-- BEGIN --

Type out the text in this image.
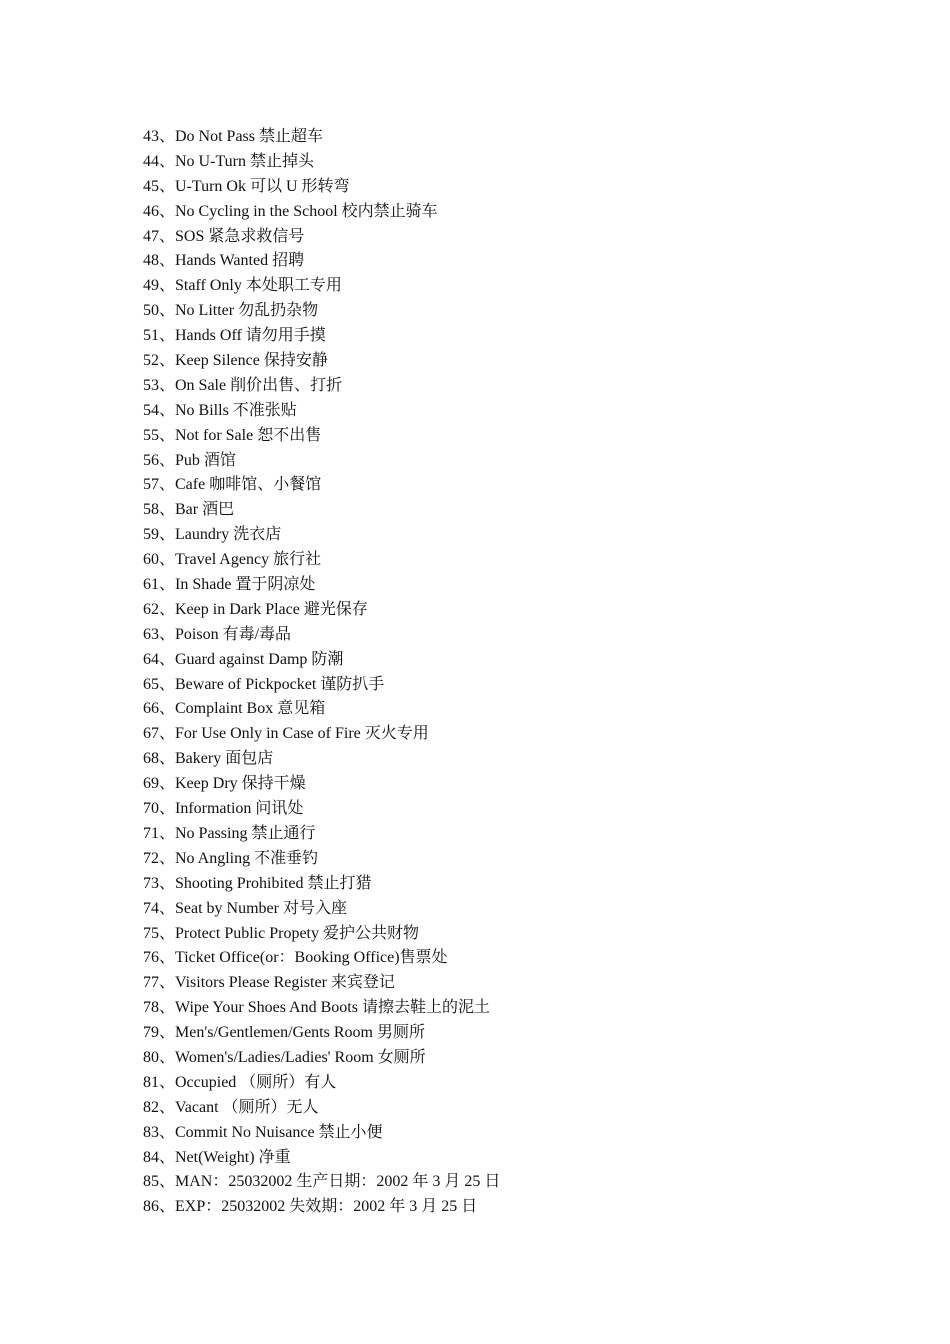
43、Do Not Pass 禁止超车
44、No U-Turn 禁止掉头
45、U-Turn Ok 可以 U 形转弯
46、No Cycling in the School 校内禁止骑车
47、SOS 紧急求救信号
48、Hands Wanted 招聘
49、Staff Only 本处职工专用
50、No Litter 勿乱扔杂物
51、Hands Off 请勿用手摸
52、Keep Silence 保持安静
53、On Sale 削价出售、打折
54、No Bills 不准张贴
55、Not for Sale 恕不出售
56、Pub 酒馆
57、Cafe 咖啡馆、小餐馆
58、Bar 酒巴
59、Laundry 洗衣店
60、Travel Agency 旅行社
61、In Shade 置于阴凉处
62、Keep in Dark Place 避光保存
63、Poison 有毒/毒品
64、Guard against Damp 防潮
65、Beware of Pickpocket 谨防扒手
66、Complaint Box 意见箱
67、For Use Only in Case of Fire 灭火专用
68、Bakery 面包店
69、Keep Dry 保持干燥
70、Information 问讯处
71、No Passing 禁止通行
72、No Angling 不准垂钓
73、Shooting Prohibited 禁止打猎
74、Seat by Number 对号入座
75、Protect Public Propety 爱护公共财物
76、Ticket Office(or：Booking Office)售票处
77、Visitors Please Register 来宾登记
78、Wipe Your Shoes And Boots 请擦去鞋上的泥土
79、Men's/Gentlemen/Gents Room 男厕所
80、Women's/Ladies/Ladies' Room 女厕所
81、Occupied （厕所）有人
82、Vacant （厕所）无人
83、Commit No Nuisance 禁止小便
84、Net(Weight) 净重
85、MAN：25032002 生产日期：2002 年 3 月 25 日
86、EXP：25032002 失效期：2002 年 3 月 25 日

-- END --
-- BEGIN --

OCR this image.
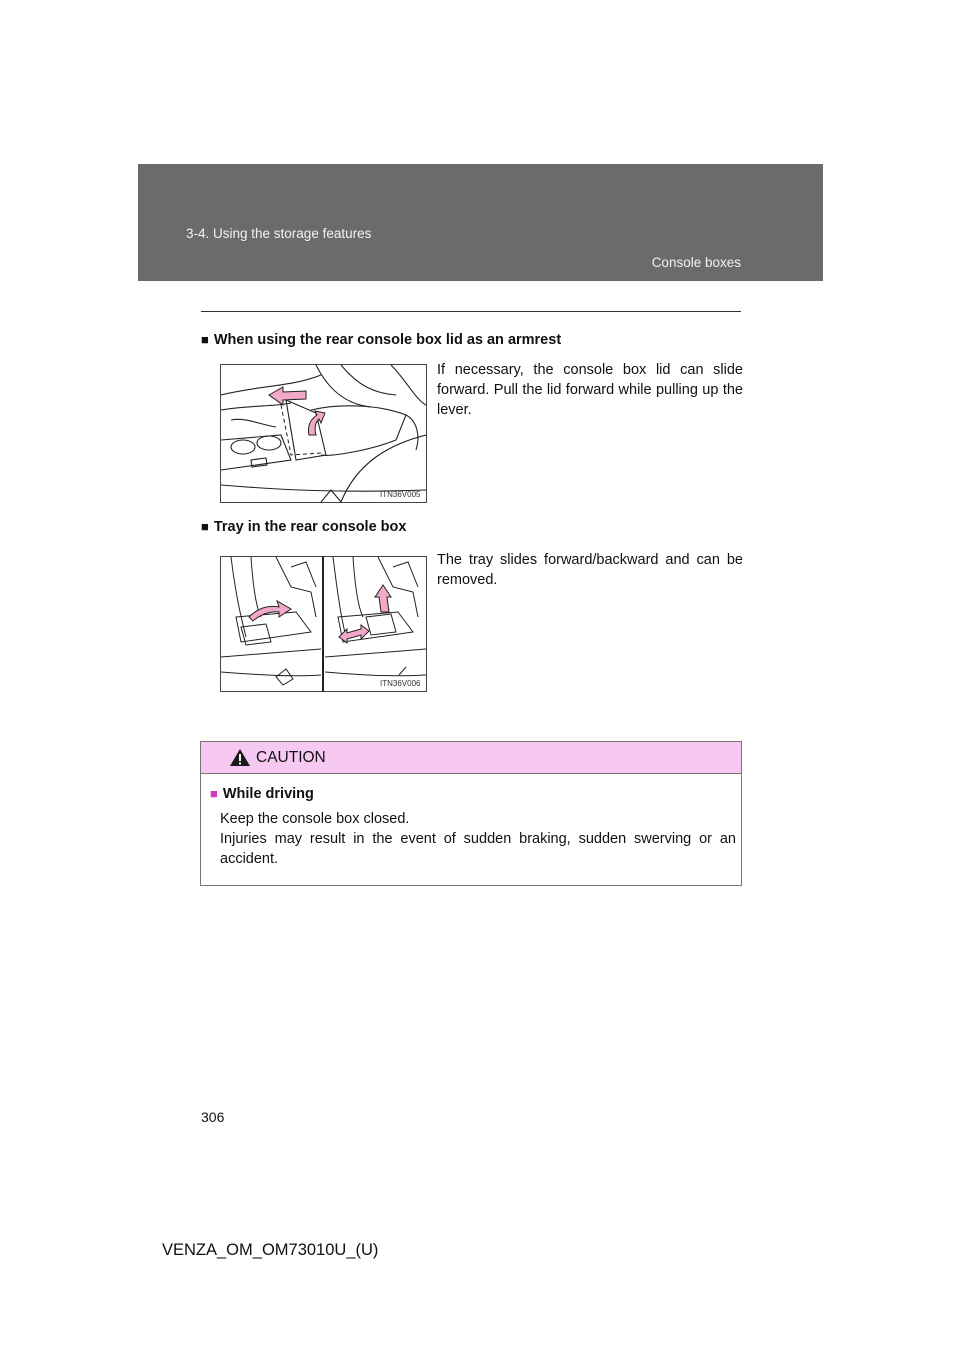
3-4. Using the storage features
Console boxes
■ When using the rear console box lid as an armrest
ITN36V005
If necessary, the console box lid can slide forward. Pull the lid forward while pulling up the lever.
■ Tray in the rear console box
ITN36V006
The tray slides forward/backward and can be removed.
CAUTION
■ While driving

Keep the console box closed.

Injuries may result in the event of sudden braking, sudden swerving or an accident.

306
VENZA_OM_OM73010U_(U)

-- END --

_WORK REQUIRED_
Copy out every line of the listing that contains the string "Hands".

_COMPLETED EXERCISE_
48、Hands Wanted 招聘
51、Hands Off 请勿用手摸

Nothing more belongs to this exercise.